[BEGIN RECORDED INFORMATION]

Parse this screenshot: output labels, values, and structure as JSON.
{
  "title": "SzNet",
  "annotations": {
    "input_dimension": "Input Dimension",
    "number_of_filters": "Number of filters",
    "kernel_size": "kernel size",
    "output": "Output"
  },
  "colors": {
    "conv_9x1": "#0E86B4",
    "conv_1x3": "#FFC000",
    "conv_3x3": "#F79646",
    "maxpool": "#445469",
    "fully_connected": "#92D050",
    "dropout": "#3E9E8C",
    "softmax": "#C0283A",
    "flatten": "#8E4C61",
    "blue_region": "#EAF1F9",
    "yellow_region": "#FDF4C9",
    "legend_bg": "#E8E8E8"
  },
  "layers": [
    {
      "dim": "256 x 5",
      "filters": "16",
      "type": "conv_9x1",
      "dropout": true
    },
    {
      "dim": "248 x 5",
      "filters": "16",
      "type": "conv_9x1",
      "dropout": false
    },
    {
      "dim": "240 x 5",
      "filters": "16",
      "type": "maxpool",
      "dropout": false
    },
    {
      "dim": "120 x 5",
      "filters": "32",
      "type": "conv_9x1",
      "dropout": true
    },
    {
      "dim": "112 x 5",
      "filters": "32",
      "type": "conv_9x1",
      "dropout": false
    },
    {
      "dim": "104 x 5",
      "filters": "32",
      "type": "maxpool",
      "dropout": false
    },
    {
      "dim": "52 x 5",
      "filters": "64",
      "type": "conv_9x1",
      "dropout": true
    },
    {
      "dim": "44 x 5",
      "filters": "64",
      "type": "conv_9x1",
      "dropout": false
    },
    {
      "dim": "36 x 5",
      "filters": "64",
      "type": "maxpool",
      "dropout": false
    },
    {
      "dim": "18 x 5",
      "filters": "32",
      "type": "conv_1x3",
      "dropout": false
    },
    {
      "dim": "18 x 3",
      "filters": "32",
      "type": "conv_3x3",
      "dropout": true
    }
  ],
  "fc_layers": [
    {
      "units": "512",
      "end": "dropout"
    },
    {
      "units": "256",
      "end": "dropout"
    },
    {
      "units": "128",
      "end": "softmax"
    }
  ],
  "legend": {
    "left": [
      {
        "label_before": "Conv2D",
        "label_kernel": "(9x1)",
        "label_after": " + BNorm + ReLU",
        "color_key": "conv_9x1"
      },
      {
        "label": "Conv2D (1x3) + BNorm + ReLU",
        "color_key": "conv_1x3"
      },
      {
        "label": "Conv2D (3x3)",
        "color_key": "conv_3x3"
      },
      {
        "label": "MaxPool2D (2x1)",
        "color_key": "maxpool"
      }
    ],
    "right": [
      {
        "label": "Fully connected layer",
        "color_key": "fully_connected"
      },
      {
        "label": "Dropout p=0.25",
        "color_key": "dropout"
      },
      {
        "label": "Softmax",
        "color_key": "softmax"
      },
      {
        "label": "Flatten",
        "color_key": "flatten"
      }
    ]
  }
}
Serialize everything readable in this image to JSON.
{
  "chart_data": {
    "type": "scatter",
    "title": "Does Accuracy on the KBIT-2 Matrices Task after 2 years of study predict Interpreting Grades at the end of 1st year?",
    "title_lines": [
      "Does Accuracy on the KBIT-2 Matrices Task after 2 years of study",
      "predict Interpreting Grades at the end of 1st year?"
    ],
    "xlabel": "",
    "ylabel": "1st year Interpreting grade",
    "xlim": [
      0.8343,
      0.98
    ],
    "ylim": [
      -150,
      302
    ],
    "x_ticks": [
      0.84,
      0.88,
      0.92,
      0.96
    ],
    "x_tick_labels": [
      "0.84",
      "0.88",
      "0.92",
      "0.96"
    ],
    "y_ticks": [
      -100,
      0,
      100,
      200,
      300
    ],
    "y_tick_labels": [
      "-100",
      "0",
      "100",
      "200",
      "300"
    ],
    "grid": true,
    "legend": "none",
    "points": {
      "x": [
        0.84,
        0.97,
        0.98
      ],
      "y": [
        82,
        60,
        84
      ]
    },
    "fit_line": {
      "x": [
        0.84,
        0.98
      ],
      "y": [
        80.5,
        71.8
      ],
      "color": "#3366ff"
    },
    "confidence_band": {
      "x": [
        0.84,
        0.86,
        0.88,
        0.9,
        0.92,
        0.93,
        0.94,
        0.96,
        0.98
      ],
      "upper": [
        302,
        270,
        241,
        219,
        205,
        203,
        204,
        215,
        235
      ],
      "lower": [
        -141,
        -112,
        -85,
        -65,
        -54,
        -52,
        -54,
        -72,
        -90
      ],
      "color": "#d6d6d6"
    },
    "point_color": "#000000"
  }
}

[END RECORDED INFORMATION]

▶ _GIVEN EXERCISE_: Find each line holding the string "study" and copy it out.

▶ _WRITTEN SOLUTION_:
    "title": "Does Accuracy on the KBIT-2 Matrices Task after 2 years of study predict Interpreting Grades at the end of 1st year?",
      "Does Accuracy on the KBIT-2 Matrices Task after 2 years of study",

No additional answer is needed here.